Written exercise:
What you return should match every record exactly, with the images removed.

Supplied data:

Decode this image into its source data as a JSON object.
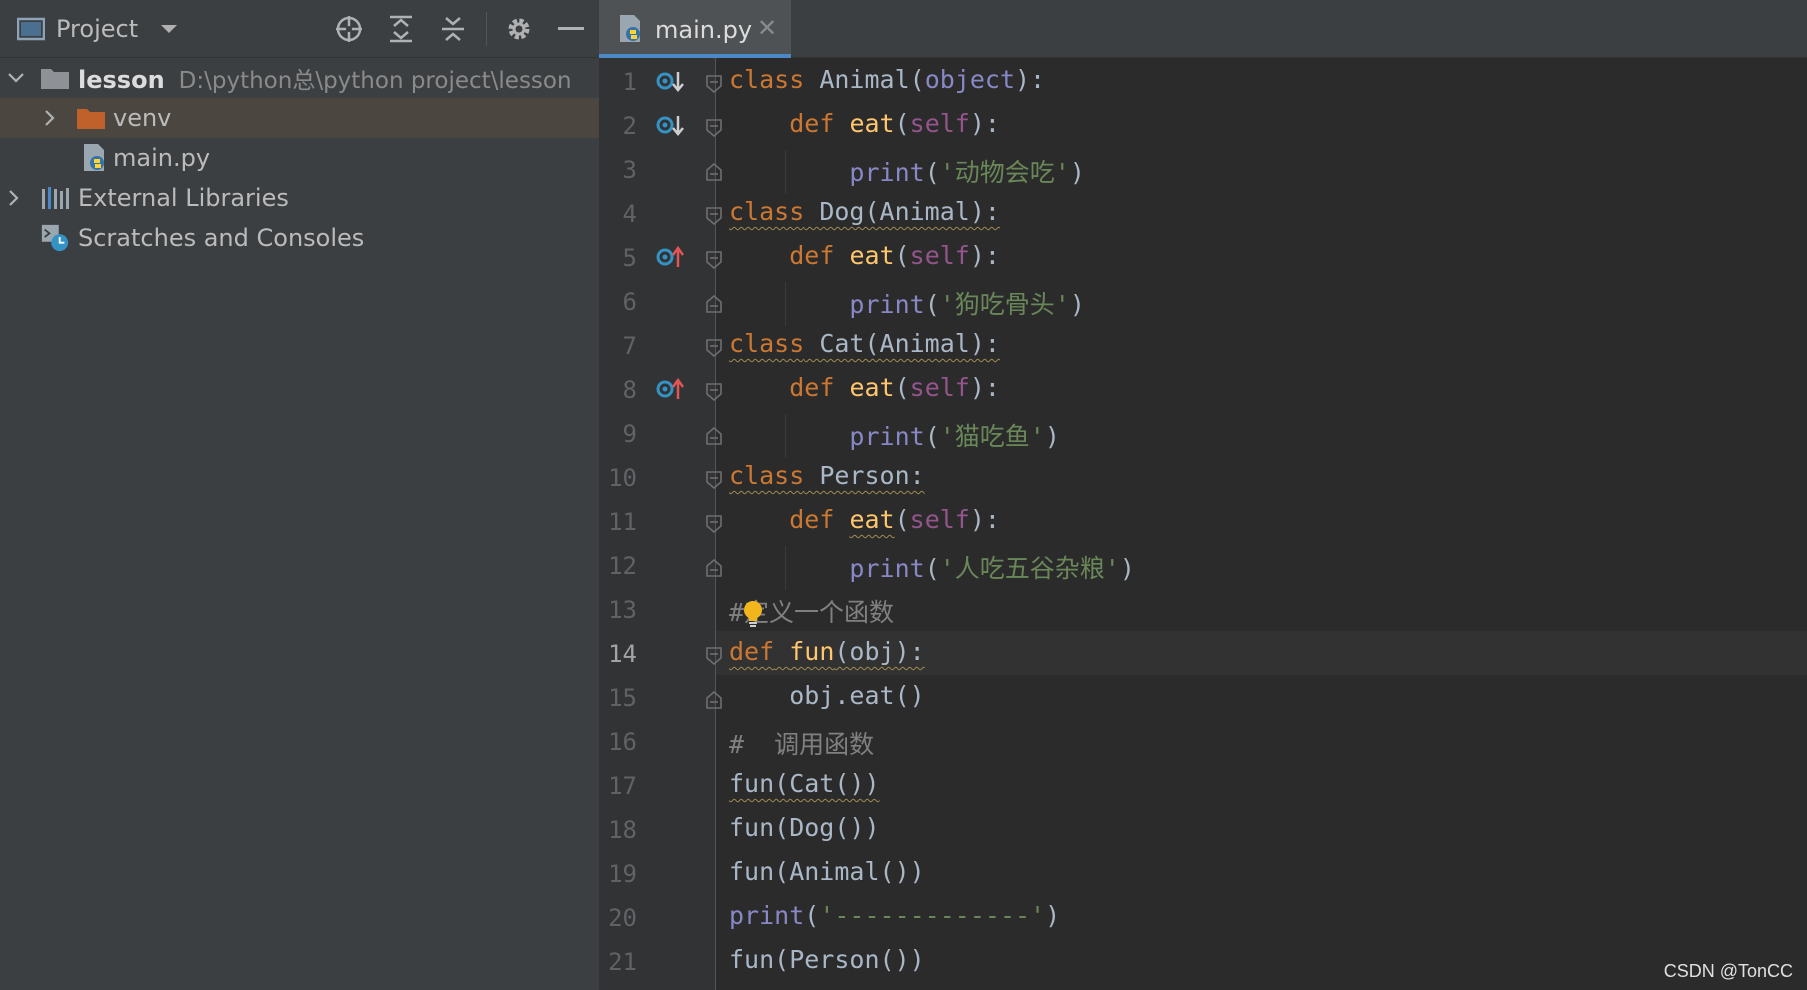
{
  "project_panel": {
    "title": "Project",
    "tree": [
      {
        "label": "lesson",
        "path": "D:\\python总\\python project\\lesson"
      },
      {
        "label": "venv"
      },
      {
        "label": "main.py"
      },
      {
        "label": "External Libraries"
      },
      {
        "label": "Scratches and Consoles"
      }
    ]
  },
  "editor": {
    "tab_label": "main.py",
    "close_glyph": "✕",
    "current_line": 14,
    "lines": [
      {
        "no": "1",
        "segments": [
          {
            "t": "class",
            "c": "kw"
          },
          {
            "t": " Animal(",
            "c": ""
          },
          {
            "t": "object",
            "c": "bi"
          },
          {
            "t": "):",
            "c": ""
          }
        ]
      },
      {
        "no": "2",
        "segments": [
          {
            "t": "    ",
            "c": ""
          },
          {
            "t": "def",
            "c": "kw"
          },
          {
            "t": " ",
            "c": ""
          },
          {
            "t": "eat",
            "c": "fn"
          },
          {
            "t": "(",
            "c": ""
          },
          {
            "t": "self",
            "c": "self"
          },
          {
            "t": "):",
            "c": ""
          }
        ]
      },
      {
        "no": "3",
        "segments": [
          {
            "t": "        ",
            "c": ""
          },
          {
            "t": "print",
            "c": "bi"
          },
          {
            "t": "(",
            "c": ""
          },
          {
            "t": "'动物会吃'",
            "c": "str"
          },
          {
            "t": ")",
            "c": ""
          }
        ]
      },
      {
        "no": "4",
        "segments": [
          {
            "t": "class",
            "c": "kw squig"
          },
          {
            "t": " Dog(Animal):",
            "c": "squig"
          }
        ]
      },
      {
        "no": "5",
        "segments": [
          {
            "t": "    ",
            "c": ""
          },
          {
            "t": "def",
            "c": "kw"
          },
          {
            "t": " ",
            "c": ""
          },
          {
            "t": "eat",
            "c": "fn"
          },
          {
            "t": "(",
            "c": ""
          },
          {
            "t": "self",
            "c": "self"
          },
          {
            "t": "):",
            "c": ""
          }
        ]
      },
      {
        "no": "6",
        "segments": [
          {
            "t": "        ",
            "c": ""
          },
          {
            "t": "print",
            "c": "bi"
          },
          {
            "t": "(",
            "c": ""
          },
          {
            "t": "'狗吃骨头'",
            "c": "str"
          },
          {
            "t": ")",
            "c": ""
          }
        ]
      },
      {
        "no": "7",
        "segments": [
          {
            "t": "class",
            "c": "kw squig"
          },
          {
            "t": " Cat(Animal):",
            "c": "squig"
          }
        ]
      },
      {
        "no": "8",
        "segments": [
          {
            "t": "    ",
            "c": ""
          },
          {
            "t": "def",
            "c": "kw"
          },
          {
            "t": " ",
            "c": ""
          },
          {
            "t": "eat",
            "c": "fn"
          },
          {
            "t": "(",
            "c": ""
          },
          {
            "t": "self",
            "c": "self"
          },
          {
            "t": "):",
            "c": ""
          }
        ]
      },
      {
        "no": "9",
        "segments": [
          {
            "t": "        ",
            "c": ""
          },
          {
            "t": "print",
            "c": "bi"
          },
          {
            "t": "(",
            "c": ""
          },
          {
            "t": "'猫吃鱼'",
            "c": "str"
          },
          {
            "t": ")",
            "c": ""
          }
        ]
      },
      {
        "no": "10",
        "segments": [
          {
            "t": "class",
            "c": "kw squig"
          },
          {
            "t": " Person:",
            "c": "squig"
          }
        ]
      },
      {
        "no": "11",
        "segments": [
          {
            "t": "    ",
            "c": ""
          },
          {
            "t": "def",
            "c": "kw"
          },
          {
            "t": " ",
            "c": ""
          },
          {
            "t": "eat",
            "c": "fn squig"
          },
          {
            "t": "(",
            "c": ""
          },
          {
            "t": "self",
            "c": "self"
          },
          {
            "t": "):",
            "c": ""
          }
        ]
      },
      {
        "no": "12",
        "segments": [
          {
            "t": "        ",
            "c": ""
          },
          {
            "t": "print",
            "c": "bi"
          },
          {
            "t": "(",
            "c": ""
          },
          {
            "t": "'人吃五谷杂粮'",
            "c": "str"
          },
          {
            "t": ")",
            "c": ""
          }
        ]
      },
      {
        "no": "13",
        "segments": [
          {
            "t": "#定义一个函数",
            "c": "cmt"
          }
        ]
      },
      {
        "no": "14",
        "segments": [
          {
            "t": "def",
            "c": "kw squig"
          },
          {
            "t": " ",
            "c": "squig"
          },
          {
            "t": "fun",
            "c": "fn squig"
          },
          {
            "t": "(obj):",
            "c": "squig"
          }
        ]
      },
      {
        "no": "15",
        "segments": [
          {
            "t": "    obj.eat()",
            "c": ""
          }
        ]
      },
      {
        "no": "16",
        "segments": [
          {
            "t": "#  调用函数",
            "c": "cmt"
          }
        ]
      },
      {
        "no": "17",
        "segments": [
          {
            "t": "fun(Cat())",
            "c": "squig"
          }
        ]
      },
      {
        "no": "18",
        "segments": [
          {
            "t": "fun(Dog())",
            "c": ""
          }
        ]
      },
      {
        "no": "19",
        "segments": [
          {
            "t": "fun(Animal())",
            "c": ""
          }
        ]
      },
      {
        "no": "20",
        "segments": [
          {
            "t": "print",
            "c": "bi"
          },
          {
            "t": "(",
            "c": ""
          },
          {
            "t": "'-------------'",
            "c": "str"
          },
          {
            "t": ")",
            "c": ""
          }
        ]
      },
      {
        "no": "21",
        "segments": [
          {
            "t": "fun(Person())",
            "c": ""
          }
        ]
      }
    ]
  },
  "watermark": "CSDN @TonCC",
  "colors": {
    "keyword": "#cc7832",
    "function": "#ffc66d",
    "self": "#94558d",
    "string": "#6a8759",
    "builtin": "#8888c6",
    "comment": "#808080",
    "tab_underline": "#4a88c7",
    "folder": "#c0612b"
  }
}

Exercise response:
Decode this image into its source data as a JSON object.
{
  "project_panel": {
    "title": "Project",
    "tree": [
      {
        "label": "lesson",
        "path": "D:\\python总\\python project\\lesson"
      },
      {
        "label": "venv"
      },
      {
        "label": "main.py"
      },
      {
        "label": "External Libraries"
      },
      {
        "label": "Scratches and Consoles"
      }
    ]
  },
  "editor": {
    "tab_label": "main.py",
    "close_glyph": "✕",
    "current_line": 14,
    "lines": [
      {
        "no": "1",
        "segments": [
          {
            "t": "class",
            "c": "kw"
          },
          {
            "t": " Animal(",
            "c": ""
          },
          {
            "t": "object",
            "c": "bi"
          },
          {
            "t": "):",
            "c": ""
          }
        ]
      },
      {
        "no": "2",
        "segments": [
          {
            "t": "    ",
            "c": ""
          },
          {
            "t": "def",
            "c": "kw"
          },
          {
            "t": " ",
            "c": ""
          },
          {
            "t": "eat",
            "c": "fn"
          },
          {
            "t": "(",
            "c": ""
          },
          {
            "t": "self",
            "c": "self"
          },
          {
            "t": "):",
            "c": ""
          }
        ]
      },
      {
        "no": "3",
        "segments": [
          {
            "t": "        ",
            "c": ""
          },
          {
            "t": "print",
            "c": "bi"
          },
          {
            "t": "(",
            "c": ""
          },
          {
            "t": "'动物会吃'",
            "c": "str"
          },
          {
            "t": ")",
            "c": ""
          }
        ]
      },
      {
        "no": "4",
        "segments": [
          {
            "t": "class",
            "c": "kw squig"
          },
          {
            "t": " Dog(Animal):",
            "c": "squig"
          }
        ]
      },
      {
        "no": "5",
        "segments": [
          {
            "t": "    ",
            "c": ""
          },
          {
            "t": "def",
            "c": "kw"
          },
          {
            "t": " ",
            "c": ""
          },
          {
            "t": "eat",
            "c": "fn"
          },
          {
            "t": "(",
            "c": ""
          },
          {
            "t": "self",
            "c": "self"
          },
          {
            "t": "):",
            "c": ""
          }
        ]
      },
      {
        "no": "6",
        "segments": [
          {
            "t": "        ",
            "c": ""
          },
          {
            "t": "print",
            "c": "bi"
          },
          {
            "t": "(",
            "c": ""
          },
          {
            "t": "'狗吃骨头'",
            "c": "str"
          },
          {
            "t": ")",
            "c": ""
          }
        ]
      },
      {
        "no": "7",
        "segments": [
          {
            "t": "class",
            "c": "kw squig"
          },
          {
            "t": " Cat(Animal):",
            "c": "squig"
          }
        ]
      },
      {
        "no": "8",
        "segments": [
          {
            "t": "    ",
            "c": ""
          },
          {
            "t": "def",
            "c": "kw"
          },
          {
            "t": " ",
            "c": ""
          },
          {
            "t": "eat",
            "c": "fn"
          },
          {
            "t": "(",
            "c": ""
          },
          {
            "t": "self",
            "c": "self"
          },
          {
            "t": "):",
            "c": ""
          }
        ]
      },
      {
        "no": "9",
        "segments": [
          {
            "t": "        ",
            "c": ""
          },
          {
            "t": "print",
            "c": "bi"
          },
          {
            "t": "(",
            "c": ""
          },
          {
            "t": "'猫吃鱼'",
            "c": "str"
          },
          {
            "t": ")",
            "c": ""
          }
        ]
      },
      {
        "no": "10",
        "segments": [
          {
            "t": "class",
            "c": "kw squig"
          },
          {
            "t": " Person:",
            "c": "squig"
          }
        ]
      },
      {
        "no": "11",
        "segments": [
          {
            "t": "    ",
            "c": ""
          },
          {
            "t": "def",
            "c": "kw"
          },
          {
            "t": " ",
            "c": ""
          },
          {
            "t": "eat",
            "c": "fn squig"
          },
          {
            "t": "(",
            "c": ""
          },
          {
            "t": "self",
            "c": "self"
          },
          {
            "t": "):",
            "c": ""
          }
        ]
      },
      {
        "no": "12",
        "segments": [
          {
            "t": "        ",
            "c": ""
          },
          {
            "t": "print",
            "c": "bi"
          },
          {
            "t": "(",
            "c": ""
          },
          {
            "t": "'人吃五谷杂粮'",
            "c": "str"
          },
          {
            "t": ")",
            "c": ""
          }
        ]
      },
      {
        "no": "13",
        "segments": [
          {
            "t": "#定义一个函数",
            "c": "cmt"
          }
        ]
      },
      {
        "no": "14",
        "segments": [
          {
            "t": "def",
            "c": "kw squig"
          },
          {
            "t": " ",
            "c": "squig"
          },
          {
            "t": "fun",
            "c": "fn squig"
          },
          {
            "t": "(obj):",
            "c": "squig"
          }
        ]
      },
      {
        "no": "15",
        "segments": [
          {
            "t": "    obj.eat()",
            "c": ""
          }
        ]
      },
      {
        "no": "16",
        "segments": [
          {
            "t": "#  调用函数",
            "c": "cmt"
          }
        ]
      },
      {
        "no": "17",
        "segments": [
          {
            "t": "fun(Cat())",
            "c": "squig"
          }
        ]
      },
      {
        "no": "18",
        "segments": [
          {
            "t": "fun(Dog())",
            "c": ""
          }
        ]
      },
      {
        "no": "19",
        "segments": [
          {
            "t": "fun(Animal())",
            "c": ""
          }
        ]
      },
      {
        "no": "20",
        "segments": [
          {
            "t": "print",
            "c": "bi"
          },
          {
            "t": "(",
            "c": ""
          },
          {
            "t": "'-------------'",
            "c": "str"
          },
          {
            "t": ")",
            "c": ""
          }
        ]
      },
      {
        "no": "21",
        "segments": [
          {
            "t": "fun(Person())",
            "c": ""
          }
        ]
      }
    ]
  },
  "watermark": "CSDN @TonCC",
  "colors": {
    "keyword": "#cc7832",
    "function": "#ffc66d",
    "self": "#94558d",
    "string": "#6a8759",
    "builtin": "#8888c6",
    "comment": "#808080",
    "tab_underline": "#4a88c7",
    "folder": "#c0612b"
  }
}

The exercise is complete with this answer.